**Exercise details**
Report the total number of lines that include the string "which", without any other text.

* begin Dataset extract *

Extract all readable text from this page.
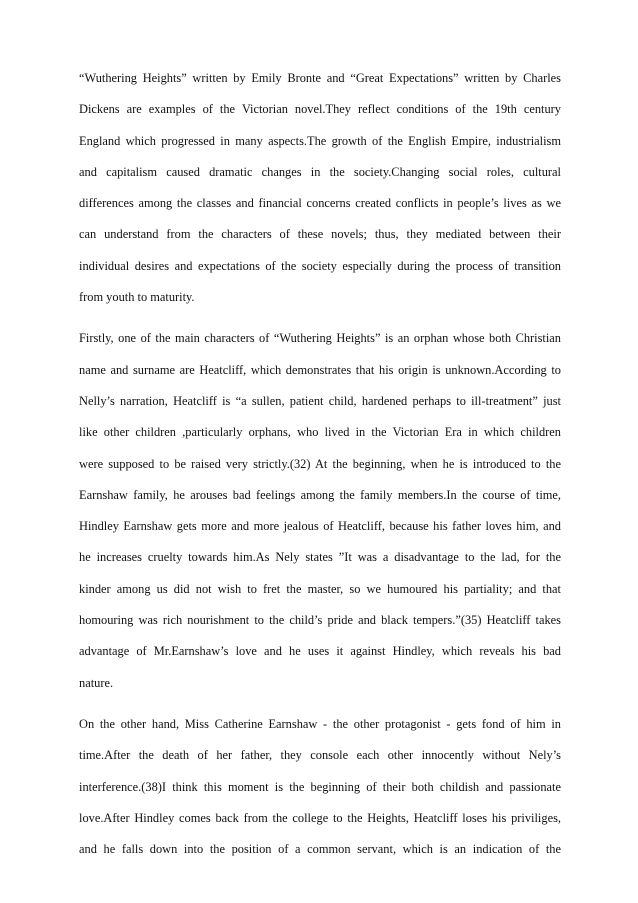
“Wuthering Heights” written by Emily Bronte and “Great Expectations” written by Charles
Dickens are examples of the Victorian novel.They reflect conditions of the 19th century
England which progressed in many aspects.The growth of the English Empire, industrialism
and capitalism caused dramatic changes in the society.Changing social roles, cultural
differences among the classes and financial concerns created conflicts in people’s lives as we
can understand from the characters of these novels; thus, they mediated between their
individual desires and expectations of the society especially during the process of transition
from youth to maturity.
Firstly, one of the main characters of “Wuthering Heights” is an orphan whose both Christian
name and surname are Heatcliff, which demonstrates that his origin is unknown.According to
Nelly’s narration, Heatcliff is “a sullen, patient child, hardened perhaps to ill-treatment” just
like other children ,particularly orphans, who lived in the Victorian Era in which children
were supposed to be raised very strictly.(32) At the beginning, when he is introduced to the
Earnshaw family, he arouses bad feelings among the family members.In the course of time,
Hindley Earnshaw gets more and more jealous of Heatcliff, because his father loves him, and
he increases cruelty towards him.As Nely states ”It was a disadvantage to the lad, for the
kinder among us did not wish to fret the master, so we humoured his partiality; and that
homouring was rich nourishment to the child’s pride and black tempers.”(35) Heatcliff takes
advantage of Mr.Earnshaw’s love and he uses it against Hindley, which reveals his bad
nature.
On the other hand, Miss Catherine Earnshaw - the other protagonist - gets fond of him in
time.After the death of her father, they console each other innocently without Nely’s
interference.(38)I think this moment is the beginning of their both childish and passionate
love.After Hindley comes back from the college to the Heights, Heatcliff loses his priviliges,
and he falls down into the position of a common servant, which is an indication of the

* end Dataset extract *

**Reply to the exercise**
5